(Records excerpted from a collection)
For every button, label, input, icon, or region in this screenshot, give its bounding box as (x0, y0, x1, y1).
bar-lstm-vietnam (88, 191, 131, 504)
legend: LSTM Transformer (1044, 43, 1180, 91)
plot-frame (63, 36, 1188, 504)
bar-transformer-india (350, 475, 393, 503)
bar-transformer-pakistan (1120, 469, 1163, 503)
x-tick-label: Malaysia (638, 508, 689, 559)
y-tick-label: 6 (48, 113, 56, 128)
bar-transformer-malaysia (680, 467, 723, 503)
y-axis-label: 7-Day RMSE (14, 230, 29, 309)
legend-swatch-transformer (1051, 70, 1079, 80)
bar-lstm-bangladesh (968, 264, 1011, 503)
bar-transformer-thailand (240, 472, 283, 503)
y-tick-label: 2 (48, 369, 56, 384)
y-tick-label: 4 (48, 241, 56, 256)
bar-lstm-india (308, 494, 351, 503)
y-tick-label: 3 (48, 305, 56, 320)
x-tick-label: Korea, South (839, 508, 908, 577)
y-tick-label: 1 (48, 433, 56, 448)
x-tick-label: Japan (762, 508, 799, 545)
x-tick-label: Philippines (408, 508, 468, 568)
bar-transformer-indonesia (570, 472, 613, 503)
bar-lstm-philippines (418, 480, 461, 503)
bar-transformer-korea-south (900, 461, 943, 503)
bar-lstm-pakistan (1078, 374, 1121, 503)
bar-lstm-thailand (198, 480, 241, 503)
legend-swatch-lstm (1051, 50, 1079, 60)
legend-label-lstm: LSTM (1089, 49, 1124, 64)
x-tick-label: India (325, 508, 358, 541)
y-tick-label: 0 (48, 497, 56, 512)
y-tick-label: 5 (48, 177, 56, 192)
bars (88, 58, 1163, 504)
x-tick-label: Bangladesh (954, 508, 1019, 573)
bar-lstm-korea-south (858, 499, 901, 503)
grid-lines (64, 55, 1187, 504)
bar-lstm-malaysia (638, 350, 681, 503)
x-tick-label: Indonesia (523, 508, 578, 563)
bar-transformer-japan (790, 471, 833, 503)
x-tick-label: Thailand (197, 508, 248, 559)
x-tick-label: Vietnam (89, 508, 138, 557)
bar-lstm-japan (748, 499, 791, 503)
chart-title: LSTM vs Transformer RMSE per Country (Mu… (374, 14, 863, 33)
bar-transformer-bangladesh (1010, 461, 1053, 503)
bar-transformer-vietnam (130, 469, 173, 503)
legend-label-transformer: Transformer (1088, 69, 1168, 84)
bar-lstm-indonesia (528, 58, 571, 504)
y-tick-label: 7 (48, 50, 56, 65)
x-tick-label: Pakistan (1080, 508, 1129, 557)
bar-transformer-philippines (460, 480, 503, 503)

• **Given problem**:
Lay out every line of the listing above as a numbered list, leaving out any blank lines.

• **Solution to the problem**:
1. For every button, label, input, icon, or region in this screenshot, give its bounding box as (x0, y0, x1, y1).
2. bar-lstm-vietnam (88, 191, 131, 504)
3. legend: LSTM Transformer (1044, 43, 1180, 91)
4. plot-frame (63, 36, 1188, 504)
5. bar-transformer-india (350, 475, 393, 503)
6. bar-transformer-pakistan (1120, 469, 1163, 503)
7. x-tick-label: Malaysia (638, 508, 689, 559)
8. y-tick-label: 6 (48, 113, 56, 128)
9. bar-transformer-malaysia (680, 467, 723, 503)
10. y-axis-label: 7-Day RMSE (14, 230, 29, 309)
11. legend-swatch-transformer (1051, 70, 1079, 80)
12. bar-lstm-bangladesh (968, 264, 1011, 503)
13. bar-transformer-thailand (240, 472, 283, 503)
14. y-tick-label: 2 (48, 369, 56, 384)
15. y-tick-label: 4 (48, 241, 56, 256)
16. bar-lstm-india (308, 494, 351, 503)
17. y-tick-label: 3 (48, 305, 56, 320)
18. x-tick-label: Korea, South (839, 508, 908, 577)
19. y-tick-label: 1 (48, 433, 56, 448)
20. x-tick-label: Japan (762, 508, 799, 545)
21. x-tick-label: Philippines (408, 508, 468, 568)
22. bar-transformer-indonesia (570, 472, 613, 503)
23. bar-lstm-philippines (418, 480, 461, 503)
24. bar-transformer-korea-south (900, 461, 943, 503)
25. bar-lstm-pakistan (1078, 374, 1121, 503)
26. bar-lstm-thailand (198, 480, 241, 503)
27. legend-swatch-lstm (1051, 50, 1079, 60)
28. legend-label-lstm: LSTM (1089, 49, 1124, 64)
29. x-tick-label: India (325, 508, 358, 541)
30. y-tick-label: 0 (48, 497, 56, 512)
31. y-tick-label: 5 (48, 177, 56, 192)
32. bars (88, 58, 1163, 504)
33. x-tick-label: Bangladesh (954, 508, 1019, 573)
34. bar-lstm-korea-south (858, 499, 901, 503)
35. grid-lines (64, 55, 1187, 504)
36. bar-lstm-malaysia (638, 350, 681, 503)
37. x-tick-label: Indonesia (523, 508, 578, 563)
38. bar-transformer-japan (790, 471, 833, 503)
39. x-tick-label: Thailand (197, 508, 248, 559)
40. x-tick-label: Vietnam (89, 508, 138, 557)
41. bar-lstm-japan (748, 499, 791, 503)
42. chart-title: LSTM vs Transformer RMSE per Country (Mu… (374, 14, 863, 33)
43. bar-transformer-bangladesh (1010, 461, 1053, 503)
44. bar-transformer-vietnam (130, 469, 173, 503)
45. legend-label-transformer: Transformer (1088, 69, 1168, 84)
46. bar-lstm-indonesia (528, 58, 571, 504)
47. y-tick-label: 7 (48, 50, 56, 65)
48. x-tick-label: Pakistan (1080, 508, 1129, 557)
49. bar-transformer-philippines (460, 480, 503, 503)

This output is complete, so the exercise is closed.